_Supplied entries_:
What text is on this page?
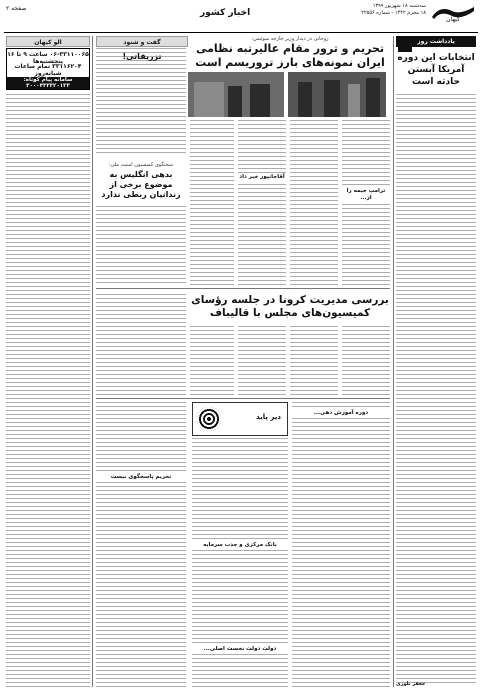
کیهان
سه‌شنبه ۱۸ شهریور ۱۳۹۹
۱۸ محرم ۱۴۴۲ - شماره ۲۲۵۵۶
اخبار کشور
صفحه ۲
یادداشت روز
انتخابات این دوره آمریکا آبستن حادثه است
جعفر بلوری
روحانی در دیدار وزیر خارجه سوئیس:
تحریم و ترور مقام عالیرتبه نظامی ایران نمونه‌های بارز تروریسم است
ترامپ خیمه را از...
آقاجانپور خبر داد
سخنگوی کمیسیون امنیت ملی:
بدهی انگلیس به موضوع برخی از زندانیان ربطی ندارد
بررسی مدیریت کرونا در جلسه رؤسای کمیسیون‌های مجلس با قالیباف
دوره آموزش دهی...
دیر پاید
بانک مرکزی و جذب سرمایه
دولت دولت نخست اصلی...
تحریم پاسخگوی نیست
الو کیهان
۰۶-۳۳۱۱۰۰۶۵ ساعت ۹ تا ۱۶ پنجشنبه‌ها
۳۳۱۱۶۲۰۴ تمام ساعات شبانه‌روز
سامانه پیام کوتاه: ۳۰۰۰۴۳۳۳۲۰۱۲۳
گفت و شنود
تزریقاتی!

_Set problem_:
Only lines with the word "دوره" are wanted, so copy each one from the records.

_The result_:
انتخابات این دوره آمریکا آبستن حادثه است
دوره آموزش دهی...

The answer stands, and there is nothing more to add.